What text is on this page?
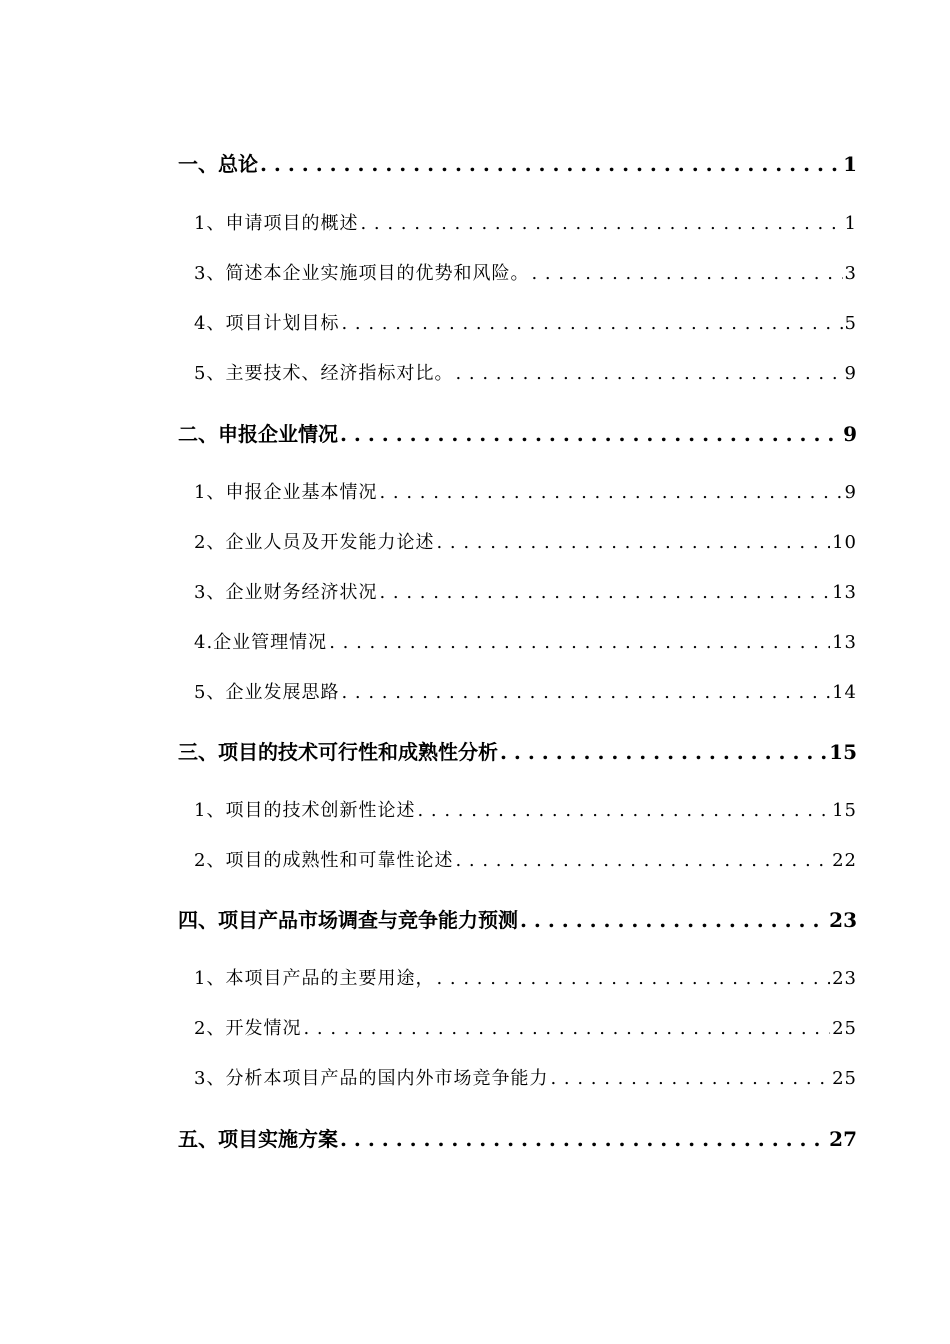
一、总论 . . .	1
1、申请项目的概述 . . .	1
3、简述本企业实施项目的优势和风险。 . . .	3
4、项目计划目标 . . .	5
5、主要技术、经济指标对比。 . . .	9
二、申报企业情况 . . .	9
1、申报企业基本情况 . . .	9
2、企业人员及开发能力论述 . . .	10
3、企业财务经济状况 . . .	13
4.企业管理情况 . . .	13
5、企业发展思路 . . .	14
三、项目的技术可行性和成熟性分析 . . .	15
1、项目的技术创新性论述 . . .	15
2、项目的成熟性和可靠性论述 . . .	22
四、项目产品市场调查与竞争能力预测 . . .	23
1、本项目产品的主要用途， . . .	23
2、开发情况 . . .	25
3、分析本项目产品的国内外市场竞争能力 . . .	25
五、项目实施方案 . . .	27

=======

Transcribe the material exactly, keeping every word and none of the pictures.

What text is on this page?
一、总论 . . .	1
1、申请项目的概述 . . .	1
3、简述本企业实施项目的优势和风险。 . . .	3
4、项目计划目标 . . .	5
5、主要技术、经济指标对比。 . . .	9
二、申报企业情况 . . .	9
1、申报企业基本情况 . . .	9
2、企业人员及开发能力论述 . . .	10
3、企业财务经济状况 . . .	13
4.企业管理情况 . . .	13
5、企业发展思路 . . .	14
三、项目的技术可行性和成熟性分析 . . .	15
1、项目的技术创新性论述 . . .	15
2、项目的成熟性和可靠性论述 . . .	22
四、项目产品市场调查与竞争能力预测 . . .	23
1、本项目产品的主要用途， . . .	23
2、开发情况 . . .	25
3、分析本项目产品的国内外市场竞争能力 . . .	25
五、项目实施方案 . . .	27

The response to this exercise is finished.